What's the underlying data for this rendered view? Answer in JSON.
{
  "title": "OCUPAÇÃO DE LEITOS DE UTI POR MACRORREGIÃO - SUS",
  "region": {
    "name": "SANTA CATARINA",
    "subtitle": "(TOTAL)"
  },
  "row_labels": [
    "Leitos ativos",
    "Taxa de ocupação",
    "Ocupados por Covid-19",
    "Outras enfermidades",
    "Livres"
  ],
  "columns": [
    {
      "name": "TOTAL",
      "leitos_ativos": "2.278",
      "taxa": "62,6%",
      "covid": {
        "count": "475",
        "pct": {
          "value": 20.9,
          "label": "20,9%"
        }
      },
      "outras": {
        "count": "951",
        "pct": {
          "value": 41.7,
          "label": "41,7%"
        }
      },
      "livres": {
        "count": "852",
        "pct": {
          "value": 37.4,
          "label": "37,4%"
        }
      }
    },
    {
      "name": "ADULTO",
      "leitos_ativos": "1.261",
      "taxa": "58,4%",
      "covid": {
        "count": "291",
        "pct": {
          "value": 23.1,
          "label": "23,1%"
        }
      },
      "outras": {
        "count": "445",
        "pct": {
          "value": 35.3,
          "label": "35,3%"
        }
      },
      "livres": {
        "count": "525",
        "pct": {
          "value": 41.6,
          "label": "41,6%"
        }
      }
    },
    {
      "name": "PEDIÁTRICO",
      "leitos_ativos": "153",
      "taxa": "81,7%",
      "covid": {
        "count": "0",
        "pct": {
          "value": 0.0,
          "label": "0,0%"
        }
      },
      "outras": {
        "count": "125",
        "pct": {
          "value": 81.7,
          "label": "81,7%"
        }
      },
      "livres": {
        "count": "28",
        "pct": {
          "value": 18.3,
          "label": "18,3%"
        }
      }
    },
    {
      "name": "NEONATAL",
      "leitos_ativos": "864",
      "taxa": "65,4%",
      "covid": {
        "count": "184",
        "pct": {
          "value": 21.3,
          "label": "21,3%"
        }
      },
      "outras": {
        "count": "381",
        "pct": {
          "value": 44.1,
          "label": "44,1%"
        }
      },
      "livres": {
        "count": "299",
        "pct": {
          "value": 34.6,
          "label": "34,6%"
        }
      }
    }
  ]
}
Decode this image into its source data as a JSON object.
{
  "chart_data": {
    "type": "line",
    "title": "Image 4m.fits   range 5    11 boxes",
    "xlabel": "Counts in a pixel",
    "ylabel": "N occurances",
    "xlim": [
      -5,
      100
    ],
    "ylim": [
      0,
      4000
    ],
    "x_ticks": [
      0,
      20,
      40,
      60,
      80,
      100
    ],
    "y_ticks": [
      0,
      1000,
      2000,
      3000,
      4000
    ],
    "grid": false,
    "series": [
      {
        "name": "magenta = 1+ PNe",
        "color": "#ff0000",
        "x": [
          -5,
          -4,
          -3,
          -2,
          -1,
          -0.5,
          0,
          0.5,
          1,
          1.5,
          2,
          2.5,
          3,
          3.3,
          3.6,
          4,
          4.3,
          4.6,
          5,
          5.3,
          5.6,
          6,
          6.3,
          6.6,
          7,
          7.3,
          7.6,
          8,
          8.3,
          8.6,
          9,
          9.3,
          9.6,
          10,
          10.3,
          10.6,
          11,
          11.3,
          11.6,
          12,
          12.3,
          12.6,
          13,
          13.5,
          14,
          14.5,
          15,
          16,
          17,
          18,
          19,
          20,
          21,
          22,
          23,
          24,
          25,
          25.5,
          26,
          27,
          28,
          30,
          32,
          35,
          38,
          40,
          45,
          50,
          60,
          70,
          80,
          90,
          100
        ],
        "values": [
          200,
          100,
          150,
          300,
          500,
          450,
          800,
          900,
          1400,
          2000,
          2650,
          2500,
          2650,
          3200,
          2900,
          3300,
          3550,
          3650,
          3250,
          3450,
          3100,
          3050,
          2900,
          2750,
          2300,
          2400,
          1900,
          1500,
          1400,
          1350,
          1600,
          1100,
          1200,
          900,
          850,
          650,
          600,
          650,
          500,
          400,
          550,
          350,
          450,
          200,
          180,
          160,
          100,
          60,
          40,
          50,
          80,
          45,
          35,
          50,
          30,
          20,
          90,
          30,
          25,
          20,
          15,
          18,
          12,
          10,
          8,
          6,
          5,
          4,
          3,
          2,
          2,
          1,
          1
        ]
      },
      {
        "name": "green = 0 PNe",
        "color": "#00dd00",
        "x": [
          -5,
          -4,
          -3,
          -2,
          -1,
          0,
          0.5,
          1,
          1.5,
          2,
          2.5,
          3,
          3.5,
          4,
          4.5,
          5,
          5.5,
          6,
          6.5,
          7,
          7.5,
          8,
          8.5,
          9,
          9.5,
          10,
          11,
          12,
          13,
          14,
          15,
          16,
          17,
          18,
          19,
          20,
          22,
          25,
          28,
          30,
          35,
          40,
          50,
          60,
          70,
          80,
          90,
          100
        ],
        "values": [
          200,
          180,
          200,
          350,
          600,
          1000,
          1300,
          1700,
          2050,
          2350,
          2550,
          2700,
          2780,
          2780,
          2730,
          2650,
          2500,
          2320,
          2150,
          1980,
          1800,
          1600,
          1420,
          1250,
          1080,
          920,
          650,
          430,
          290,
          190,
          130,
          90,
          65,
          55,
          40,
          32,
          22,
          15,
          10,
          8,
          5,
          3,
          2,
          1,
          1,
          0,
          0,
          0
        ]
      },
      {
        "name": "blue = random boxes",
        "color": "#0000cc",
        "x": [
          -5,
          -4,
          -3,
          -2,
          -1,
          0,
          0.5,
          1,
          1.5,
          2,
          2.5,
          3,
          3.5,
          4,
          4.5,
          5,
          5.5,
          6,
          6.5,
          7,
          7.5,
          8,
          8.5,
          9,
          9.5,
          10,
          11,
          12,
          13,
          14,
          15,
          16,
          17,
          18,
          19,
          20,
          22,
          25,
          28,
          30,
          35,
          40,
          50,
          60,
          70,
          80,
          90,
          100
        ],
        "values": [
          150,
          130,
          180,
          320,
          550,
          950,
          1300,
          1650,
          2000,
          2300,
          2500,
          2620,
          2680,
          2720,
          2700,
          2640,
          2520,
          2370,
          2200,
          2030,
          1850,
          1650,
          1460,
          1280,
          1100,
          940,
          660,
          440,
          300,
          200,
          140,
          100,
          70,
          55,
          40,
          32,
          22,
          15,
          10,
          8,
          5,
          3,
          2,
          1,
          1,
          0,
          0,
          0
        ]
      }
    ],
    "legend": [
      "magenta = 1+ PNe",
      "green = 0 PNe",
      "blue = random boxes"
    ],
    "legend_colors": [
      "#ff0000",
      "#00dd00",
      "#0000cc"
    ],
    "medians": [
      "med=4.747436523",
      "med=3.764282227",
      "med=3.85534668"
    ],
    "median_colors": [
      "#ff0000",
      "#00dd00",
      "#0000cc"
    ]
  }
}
■ ■ ■ ■ ■ ■ ■
[TASK INSTRUCTIONS]:
Copy out every line of the data that includes the word "random".

[WRITTEN REPLY]:
        "name": "blue = random boxes",
      "blue = random boxes"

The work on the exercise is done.